=== Task prompt ===
Leaving out every picture, quote the data below exactly as it appears.

=== Records to process ===
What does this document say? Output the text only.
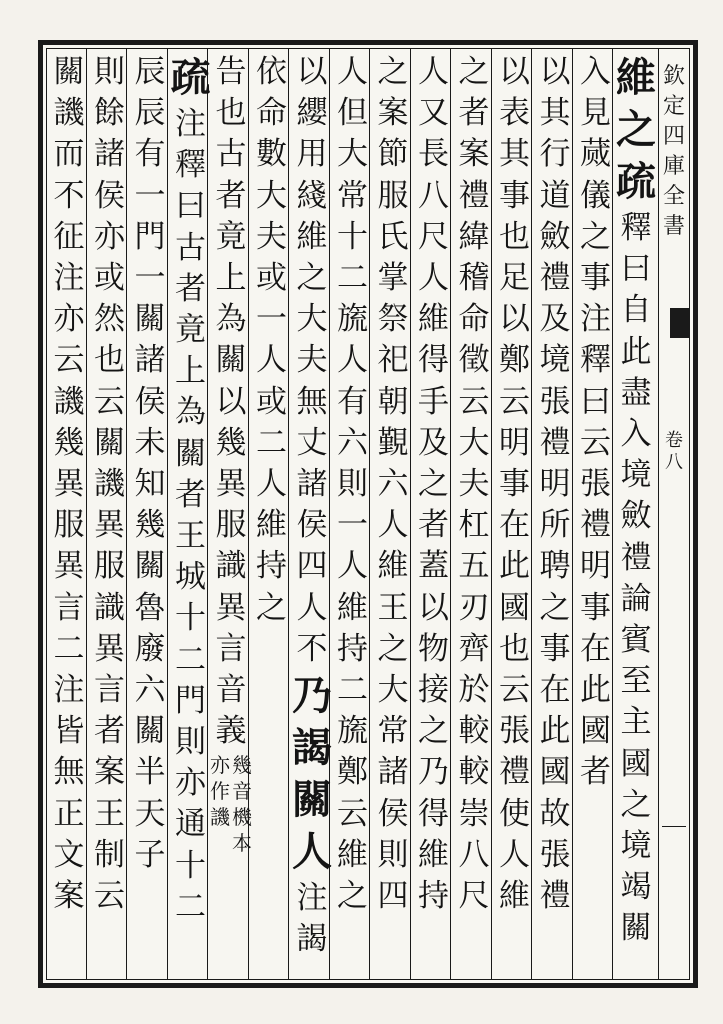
欽
定
四
庫
全
書
卷
八
維
之
疏
釋
曰
自
此
盡
入
境
斂
禮
論
賓
至
主
國
之
境
竭
關
入
見
蒇
儀
之
事
注
釋
曰
云
張
禮
明
事
在
此
國
者
以
其
行
道
斂
禮
及
境
張
禮
明
所
聘
之
事
在
此
國
故
張
禮
以
表
其
事
也
足
以
鄭
云
明
事
在
此
國
也
云
張
禮
使
人
維
之
者
案
禮
緯
稽
命
徵
云
大
夫
杠
五
刃
齊
於
較
較
崇
八
尺
人
又
長
八
尺
人
維
得
手
及
之
者
蓋
以
物
接
之
乃
得
維
持
之
案
節
服
氏
掌
祭
祀
朝
覲
六
人
維
王
之
大
常
諸
侯
則
四
人
但
大
常
十
二
旒
人
有
六
則
一
人
維
持
二
旒
鄭
云
維
之
以
纓
用
綫
維
之
大
夫
無
丈
諸
侯
四
人
不
乃
謁
關
人
注
謁
依
命
數
大
夫
或
一
人
或
二
人
維
持
之
告
也
古
者
竟
上
為
關
以
幾
異
服
識
異
言
音
義
幾
亦
音
作
機
譏
本
疏
注
釋
曰
古
者
竟
上
為
關
者
王
城
十
二
門
則
亦
通
十
二
辰
辰
有
一
門
一
關
諸
侯
未
知
幾
關
魯
廢
六
關
半
天
子
則
餘
諸
侯
亦
或
然
也
云
關
譏
異
服
識
異
言
者
案
王
制
云
關
譏
而
不
征
注
亦
云
譏
幾
異
服
異
言
二
注
皆
無
正
文
案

=== Solution ===
What does this document say? Output the text only.
欽
定
四
庫
全
書
卷
八
維
之
疏
釋
曰
自
此
盡
入
境
斂
禮
論
賓
至
主
國
之
境
竭
關
入
見
蒇
儀
之
事
注
釋
曰
云
張
禮
明
事
在
此
國
者
以
其
行
道
斂
禮
及
境
張
禮
明
所
聘
之
事
在
此
國
故
張
禮
以
表
其
事
也
足
以
鄭
云
明
事
在
此
國
也
云
張
禮
使
人
維
之
者
案
禮
緯
稽
命
徵
云
大
夫
杠
五
刃
齊
於
較
較
崇
八
尺
人
又
長
八
尺
人
維
得
手
及
之
者
蓋
以
物
接
之
乃
得
維
持
之
案
節
服
氏
掌
祭
祀
朝
覲
六
人
維
王
之
大
常
諸
侯
則
四
人
但
大
常
十
二
旒
人
有
六
則
一
人
維
持
二
旒
鄭
云
維
之
以
纓
用
綫
維
之
大
夫
無
丈
諸
侯
四
人
不
乃
謁
關
人
注
謁
依
命
數
大
夫
或
一
人
或
二
人
維
持
之
告
也
古
者
竟
上
為
關
以
幾
異
服
識
異
言
音
義
幾
亦
音
作
機
譏
本
疏
注
釋
曰
古
者
竟
上
為
關
者
王
城
十
二
門
則
亦
通
十
二
辰
辰
有
一
門
一
關
諸
侯
未
知
幾
關
魯
廢
六
關
半
天
子
則
餘
諸
侯
亦
或
然
也
云
關
譏
異
服
識
異
言
者
案
王
制
云
關
譏
而
不
征
注
亦
云
譏
幾
異
服
異
言
二
注
皆
無
正
文
案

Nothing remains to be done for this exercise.